- Exercise instructions -
The exercise asks you to copy every line below in which "image" appears.

----

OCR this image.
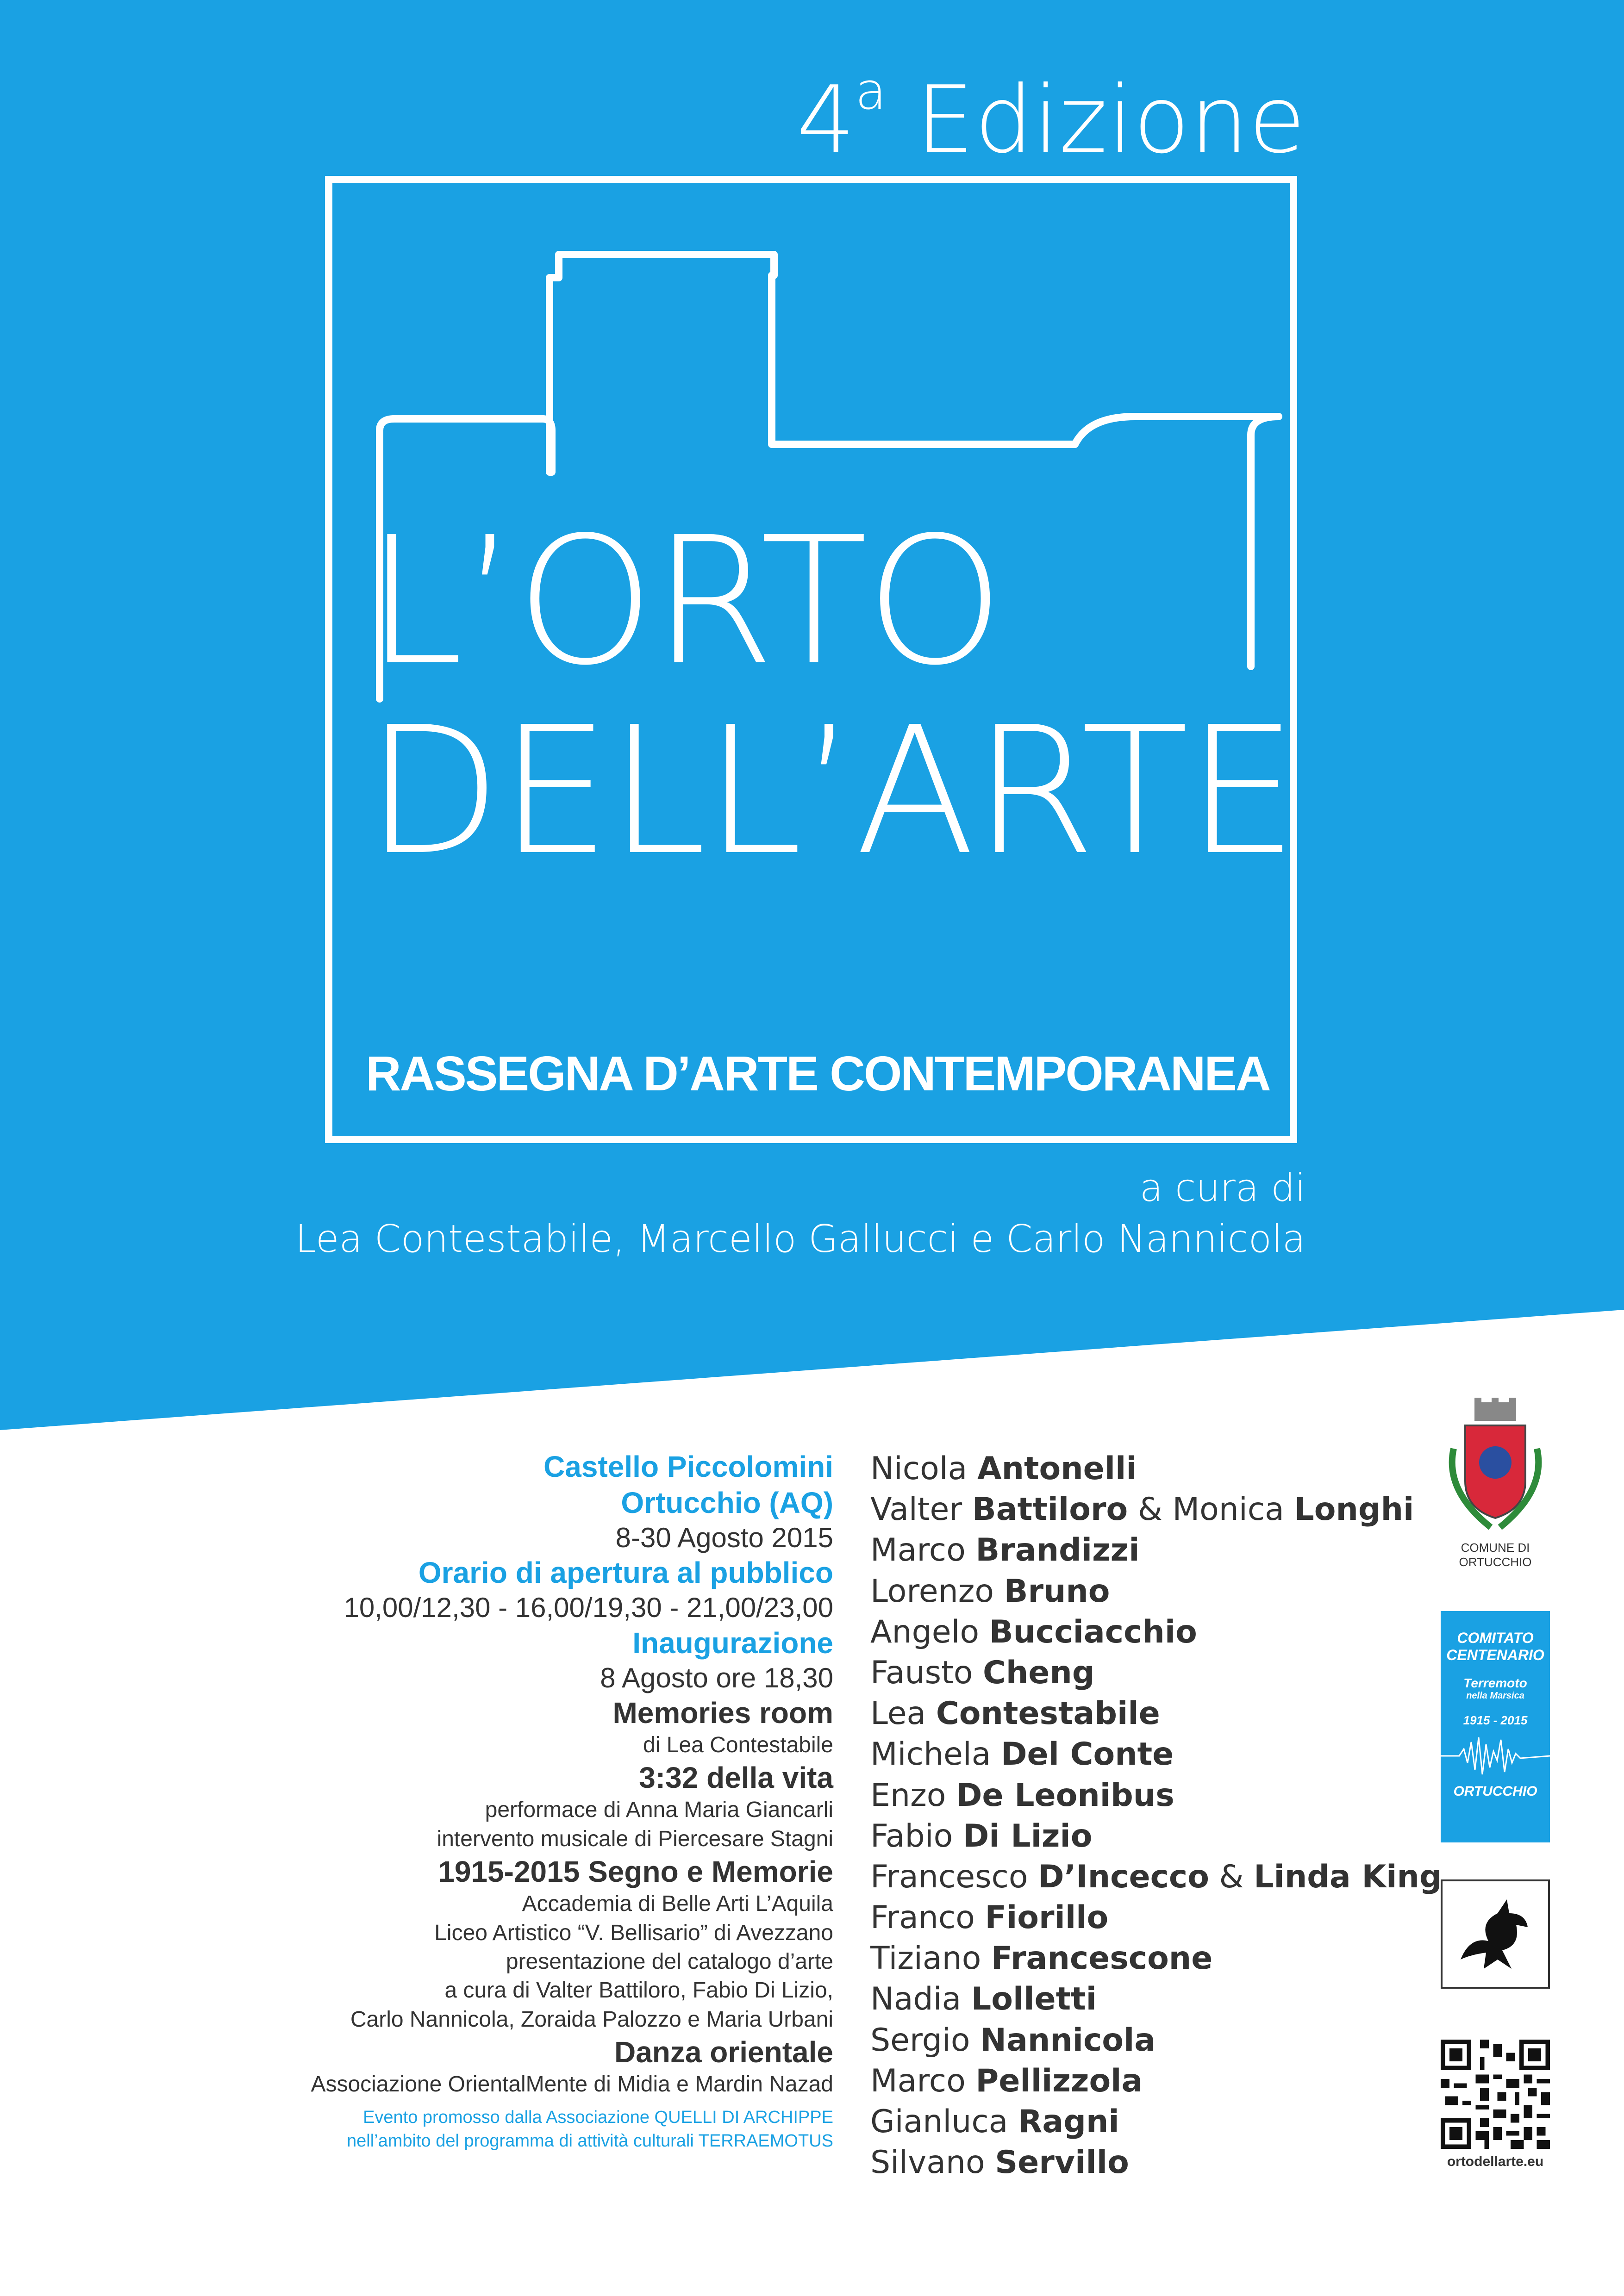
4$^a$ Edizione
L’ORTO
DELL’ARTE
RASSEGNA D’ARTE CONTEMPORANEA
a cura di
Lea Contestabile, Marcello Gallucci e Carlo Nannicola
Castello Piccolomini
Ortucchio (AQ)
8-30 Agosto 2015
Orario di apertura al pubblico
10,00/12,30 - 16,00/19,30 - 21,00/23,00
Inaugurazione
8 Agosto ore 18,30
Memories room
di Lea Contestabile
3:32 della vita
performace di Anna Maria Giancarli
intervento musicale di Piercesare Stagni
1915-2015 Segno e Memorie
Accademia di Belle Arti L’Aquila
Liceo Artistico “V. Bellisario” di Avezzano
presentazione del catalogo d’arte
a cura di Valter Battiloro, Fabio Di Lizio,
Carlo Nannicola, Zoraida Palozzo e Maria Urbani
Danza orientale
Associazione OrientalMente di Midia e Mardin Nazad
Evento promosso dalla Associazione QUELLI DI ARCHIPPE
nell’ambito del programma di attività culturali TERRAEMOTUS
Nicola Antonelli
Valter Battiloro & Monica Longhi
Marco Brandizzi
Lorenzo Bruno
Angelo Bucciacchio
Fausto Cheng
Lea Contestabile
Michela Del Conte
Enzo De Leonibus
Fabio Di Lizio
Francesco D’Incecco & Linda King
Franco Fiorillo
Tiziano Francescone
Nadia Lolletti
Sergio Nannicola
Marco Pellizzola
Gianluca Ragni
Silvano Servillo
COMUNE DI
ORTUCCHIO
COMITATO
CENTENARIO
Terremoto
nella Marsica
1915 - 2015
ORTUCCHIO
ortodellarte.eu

----

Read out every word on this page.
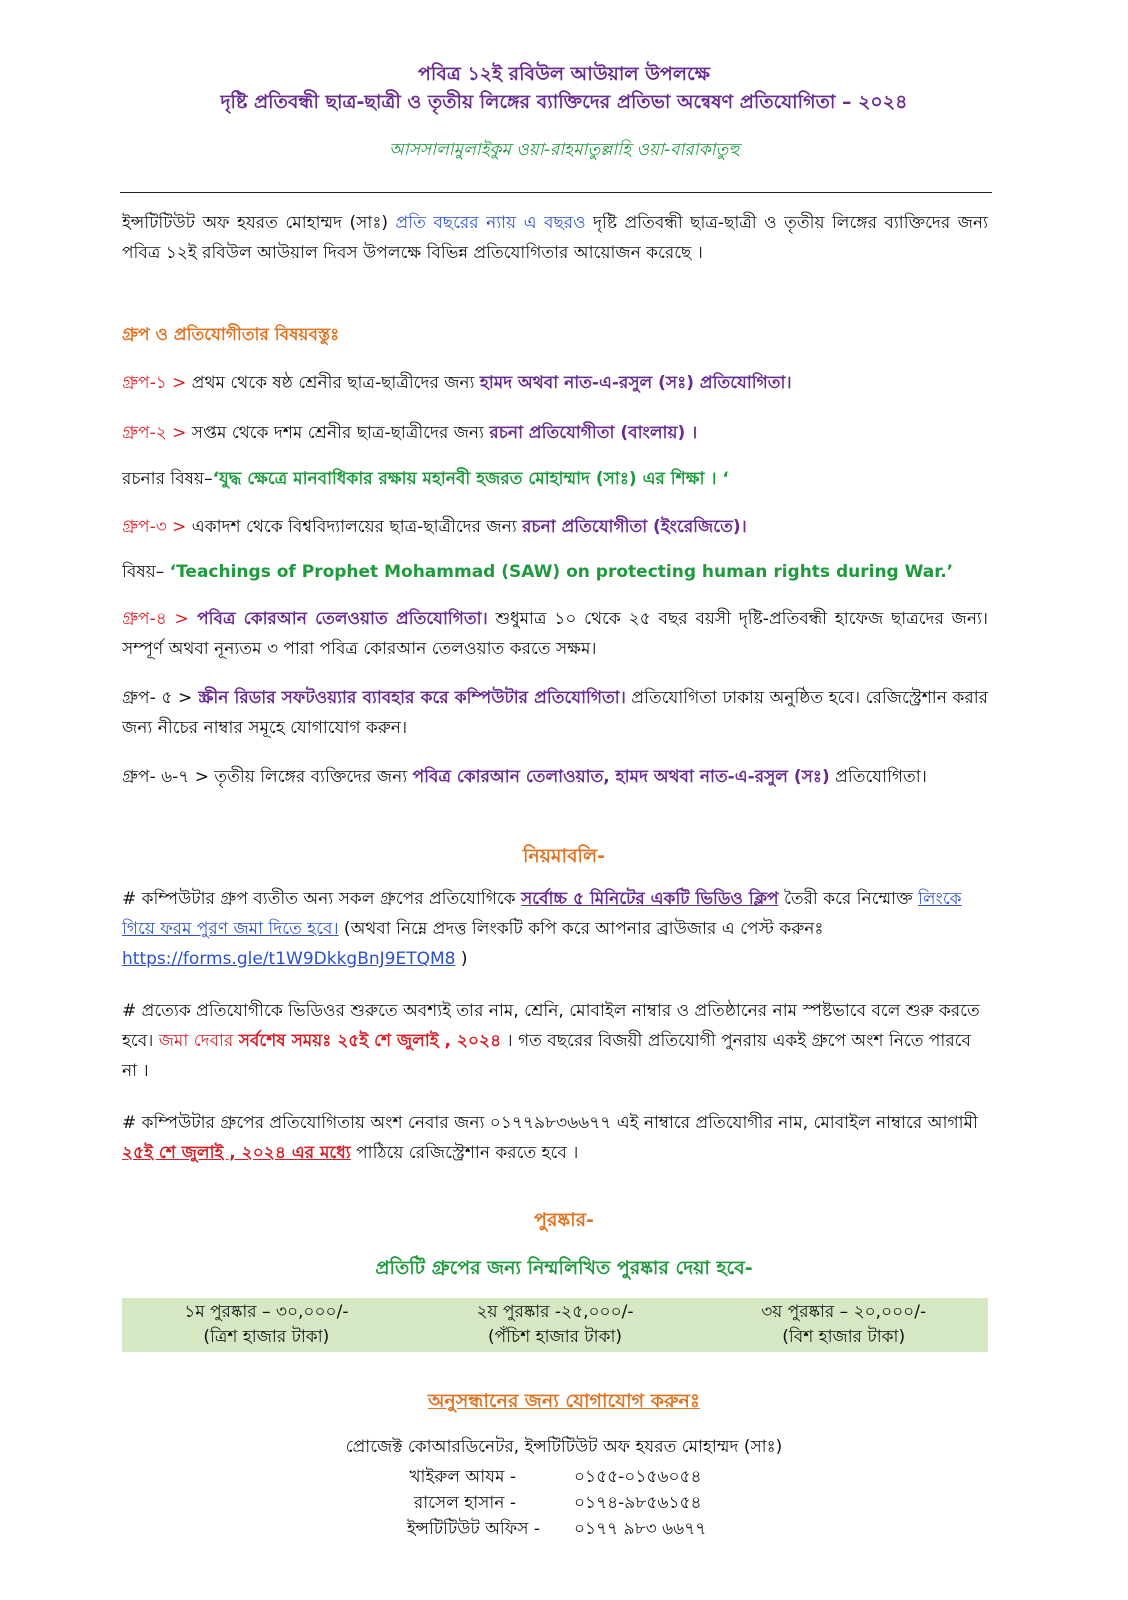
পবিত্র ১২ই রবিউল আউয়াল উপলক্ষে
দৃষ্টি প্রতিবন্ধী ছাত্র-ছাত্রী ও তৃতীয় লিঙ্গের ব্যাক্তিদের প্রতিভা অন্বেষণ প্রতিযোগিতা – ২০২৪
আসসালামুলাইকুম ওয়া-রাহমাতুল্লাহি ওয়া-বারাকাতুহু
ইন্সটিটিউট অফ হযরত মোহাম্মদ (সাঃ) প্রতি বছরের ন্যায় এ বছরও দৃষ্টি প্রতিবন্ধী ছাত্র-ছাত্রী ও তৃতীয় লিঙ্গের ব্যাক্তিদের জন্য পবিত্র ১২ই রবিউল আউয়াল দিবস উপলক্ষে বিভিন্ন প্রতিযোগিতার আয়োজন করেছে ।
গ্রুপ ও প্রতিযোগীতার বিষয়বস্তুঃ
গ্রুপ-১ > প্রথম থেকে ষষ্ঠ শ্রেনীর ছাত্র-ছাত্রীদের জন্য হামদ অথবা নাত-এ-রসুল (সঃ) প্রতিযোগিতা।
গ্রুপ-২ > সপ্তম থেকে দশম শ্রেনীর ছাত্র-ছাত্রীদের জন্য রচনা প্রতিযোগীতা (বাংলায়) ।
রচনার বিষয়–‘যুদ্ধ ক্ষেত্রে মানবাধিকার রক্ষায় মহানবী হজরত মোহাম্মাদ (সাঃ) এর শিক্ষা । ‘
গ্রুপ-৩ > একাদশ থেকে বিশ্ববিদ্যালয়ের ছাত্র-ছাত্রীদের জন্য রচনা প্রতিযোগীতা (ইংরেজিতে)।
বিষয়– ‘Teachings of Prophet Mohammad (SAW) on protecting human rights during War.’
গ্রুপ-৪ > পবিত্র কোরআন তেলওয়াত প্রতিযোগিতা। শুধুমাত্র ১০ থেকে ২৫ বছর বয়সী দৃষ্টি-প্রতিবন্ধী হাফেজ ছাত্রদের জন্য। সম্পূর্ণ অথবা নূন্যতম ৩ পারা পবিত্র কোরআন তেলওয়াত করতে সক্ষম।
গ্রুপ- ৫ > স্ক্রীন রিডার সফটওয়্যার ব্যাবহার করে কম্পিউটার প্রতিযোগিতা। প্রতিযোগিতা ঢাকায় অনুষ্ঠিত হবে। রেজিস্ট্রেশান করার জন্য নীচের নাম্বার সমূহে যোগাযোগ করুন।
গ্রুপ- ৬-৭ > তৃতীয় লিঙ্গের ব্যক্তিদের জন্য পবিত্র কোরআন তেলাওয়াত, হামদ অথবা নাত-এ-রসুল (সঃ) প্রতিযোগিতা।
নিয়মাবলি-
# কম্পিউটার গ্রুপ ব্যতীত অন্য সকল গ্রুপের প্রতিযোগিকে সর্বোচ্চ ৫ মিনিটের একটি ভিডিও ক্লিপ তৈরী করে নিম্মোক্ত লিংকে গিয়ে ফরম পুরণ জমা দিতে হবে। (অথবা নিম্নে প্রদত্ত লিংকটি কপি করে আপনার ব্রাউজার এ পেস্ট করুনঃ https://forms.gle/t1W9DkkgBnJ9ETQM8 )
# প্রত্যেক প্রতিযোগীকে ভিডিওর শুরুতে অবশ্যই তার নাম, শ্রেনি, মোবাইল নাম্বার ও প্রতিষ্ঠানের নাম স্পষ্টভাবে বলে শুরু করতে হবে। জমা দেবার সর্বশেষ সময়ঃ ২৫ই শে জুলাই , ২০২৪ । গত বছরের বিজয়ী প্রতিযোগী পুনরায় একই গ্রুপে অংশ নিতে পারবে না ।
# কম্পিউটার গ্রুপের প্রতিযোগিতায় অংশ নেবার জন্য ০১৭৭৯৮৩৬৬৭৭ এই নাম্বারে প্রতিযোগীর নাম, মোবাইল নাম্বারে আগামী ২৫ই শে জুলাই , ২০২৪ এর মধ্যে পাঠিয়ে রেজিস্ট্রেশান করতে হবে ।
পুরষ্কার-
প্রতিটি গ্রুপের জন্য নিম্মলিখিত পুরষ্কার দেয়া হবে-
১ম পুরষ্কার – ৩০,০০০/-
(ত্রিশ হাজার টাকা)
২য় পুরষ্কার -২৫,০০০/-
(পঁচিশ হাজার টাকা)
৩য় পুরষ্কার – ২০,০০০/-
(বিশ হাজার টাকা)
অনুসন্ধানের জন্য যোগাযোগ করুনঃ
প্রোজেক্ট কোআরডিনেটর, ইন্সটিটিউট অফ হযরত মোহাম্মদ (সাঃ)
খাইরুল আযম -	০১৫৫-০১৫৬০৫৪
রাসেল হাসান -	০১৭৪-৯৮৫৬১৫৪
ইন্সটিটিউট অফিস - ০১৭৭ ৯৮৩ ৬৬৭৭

----

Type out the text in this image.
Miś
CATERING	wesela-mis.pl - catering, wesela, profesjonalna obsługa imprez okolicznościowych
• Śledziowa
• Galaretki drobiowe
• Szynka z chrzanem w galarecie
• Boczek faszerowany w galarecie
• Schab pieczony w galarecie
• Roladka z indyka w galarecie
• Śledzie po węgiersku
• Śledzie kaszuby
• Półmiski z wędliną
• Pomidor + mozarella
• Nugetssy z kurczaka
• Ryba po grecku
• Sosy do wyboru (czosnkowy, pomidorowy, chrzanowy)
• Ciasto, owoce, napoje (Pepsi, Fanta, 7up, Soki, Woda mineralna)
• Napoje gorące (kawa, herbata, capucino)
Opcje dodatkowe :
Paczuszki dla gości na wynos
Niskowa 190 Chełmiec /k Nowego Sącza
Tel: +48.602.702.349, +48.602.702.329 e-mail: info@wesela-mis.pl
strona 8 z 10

----

- Task output -
OCR this image.
Type out the text in this image.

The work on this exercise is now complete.